▶ **What needs to be done**
Check each line for the word "image" and give how many have it. Say nothing else.

▶ **Data for this exercise**
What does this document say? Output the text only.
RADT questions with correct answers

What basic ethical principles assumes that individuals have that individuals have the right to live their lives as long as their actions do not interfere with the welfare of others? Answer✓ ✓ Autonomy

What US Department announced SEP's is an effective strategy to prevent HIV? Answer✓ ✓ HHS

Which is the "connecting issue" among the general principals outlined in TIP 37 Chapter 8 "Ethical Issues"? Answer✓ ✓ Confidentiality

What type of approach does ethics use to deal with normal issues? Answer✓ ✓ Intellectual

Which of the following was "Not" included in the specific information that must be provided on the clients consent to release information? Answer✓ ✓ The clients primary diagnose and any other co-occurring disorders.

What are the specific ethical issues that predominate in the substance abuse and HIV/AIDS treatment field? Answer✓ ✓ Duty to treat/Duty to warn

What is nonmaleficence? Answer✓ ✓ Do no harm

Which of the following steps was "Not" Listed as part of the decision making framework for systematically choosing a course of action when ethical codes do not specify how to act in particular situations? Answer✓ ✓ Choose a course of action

* * *

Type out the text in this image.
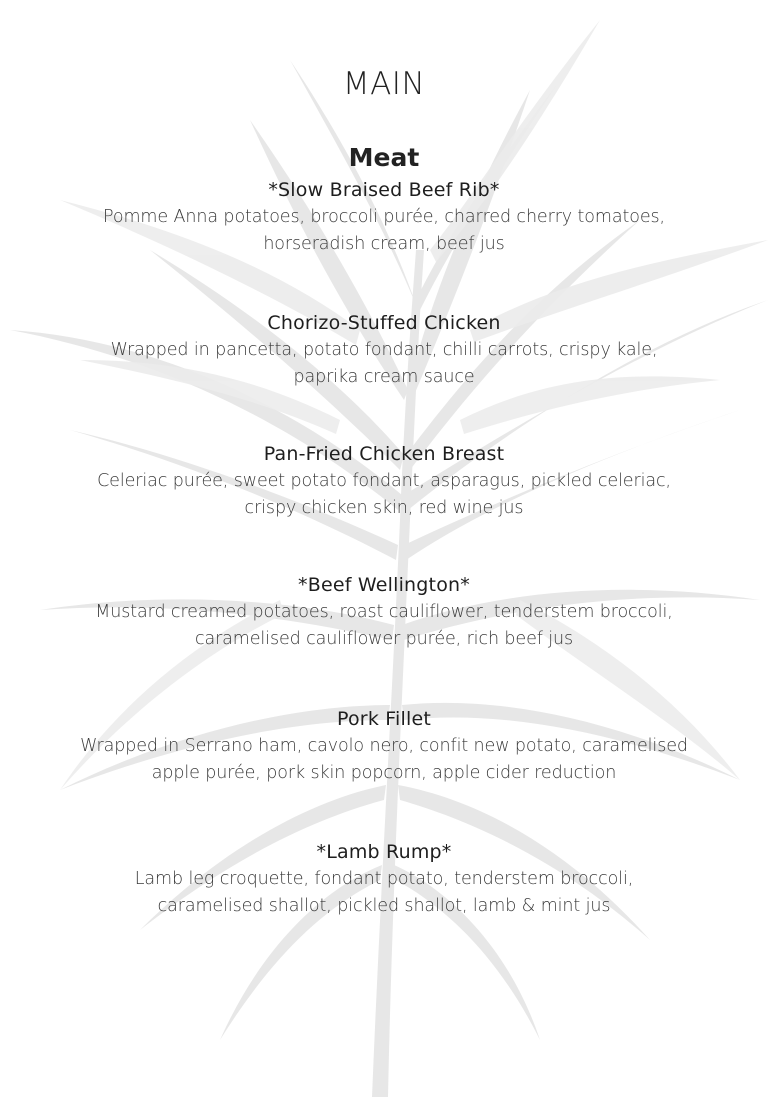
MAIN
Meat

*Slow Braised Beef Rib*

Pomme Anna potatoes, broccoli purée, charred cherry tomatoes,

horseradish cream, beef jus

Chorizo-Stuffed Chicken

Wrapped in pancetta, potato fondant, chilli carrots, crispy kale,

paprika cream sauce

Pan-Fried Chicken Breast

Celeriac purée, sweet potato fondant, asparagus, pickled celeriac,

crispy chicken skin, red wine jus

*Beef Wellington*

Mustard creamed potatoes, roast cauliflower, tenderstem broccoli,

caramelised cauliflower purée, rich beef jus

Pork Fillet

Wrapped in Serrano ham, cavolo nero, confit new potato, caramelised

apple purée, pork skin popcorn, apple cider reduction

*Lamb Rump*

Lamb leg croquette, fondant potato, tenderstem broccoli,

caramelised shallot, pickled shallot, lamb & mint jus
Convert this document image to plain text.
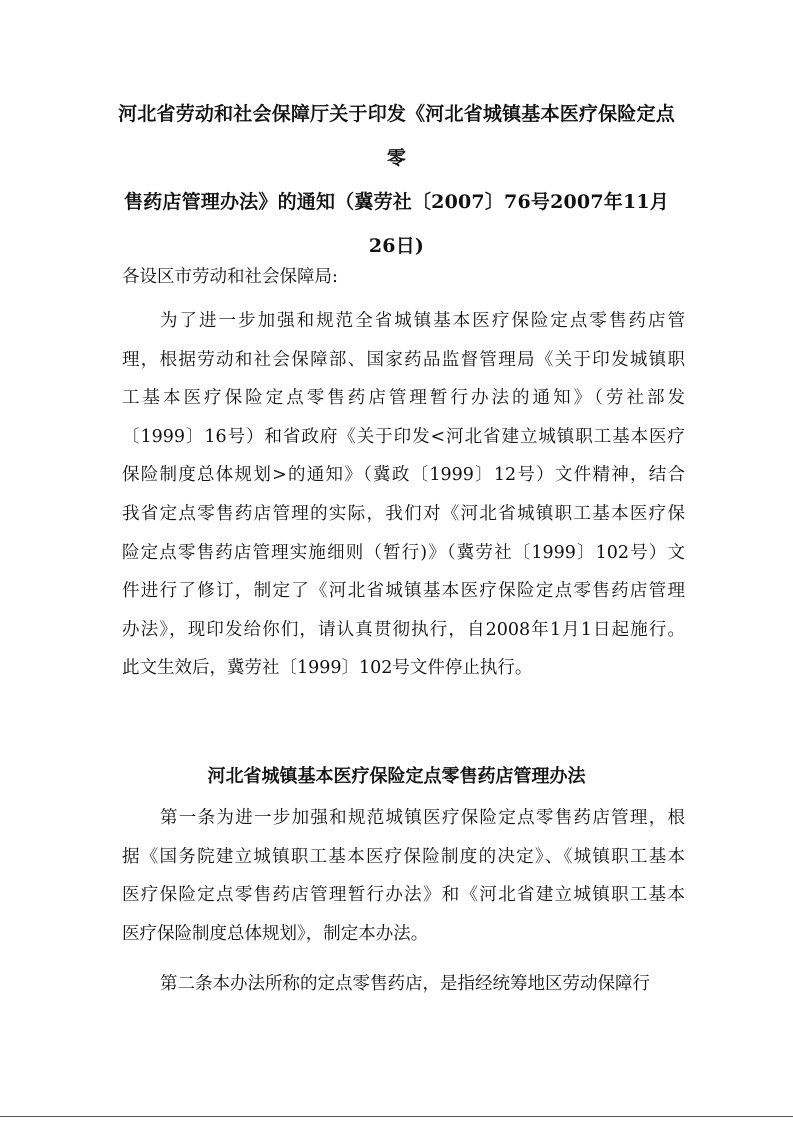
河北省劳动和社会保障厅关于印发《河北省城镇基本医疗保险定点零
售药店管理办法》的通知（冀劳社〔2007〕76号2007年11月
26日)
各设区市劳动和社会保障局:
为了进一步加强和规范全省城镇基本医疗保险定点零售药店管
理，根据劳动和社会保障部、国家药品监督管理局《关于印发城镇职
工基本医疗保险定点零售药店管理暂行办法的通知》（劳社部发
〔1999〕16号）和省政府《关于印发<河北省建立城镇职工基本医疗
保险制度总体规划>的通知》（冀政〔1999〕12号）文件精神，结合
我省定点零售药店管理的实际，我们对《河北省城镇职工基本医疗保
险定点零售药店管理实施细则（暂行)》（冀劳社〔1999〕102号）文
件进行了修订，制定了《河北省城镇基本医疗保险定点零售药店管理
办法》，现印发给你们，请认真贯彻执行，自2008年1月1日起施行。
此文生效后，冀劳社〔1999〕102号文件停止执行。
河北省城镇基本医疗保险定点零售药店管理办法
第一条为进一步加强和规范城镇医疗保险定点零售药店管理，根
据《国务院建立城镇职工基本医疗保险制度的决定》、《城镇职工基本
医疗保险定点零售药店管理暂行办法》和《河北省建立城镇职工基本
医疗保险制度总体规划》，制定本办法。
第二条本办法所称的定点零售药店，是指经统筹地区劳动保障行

▶ **Response**
2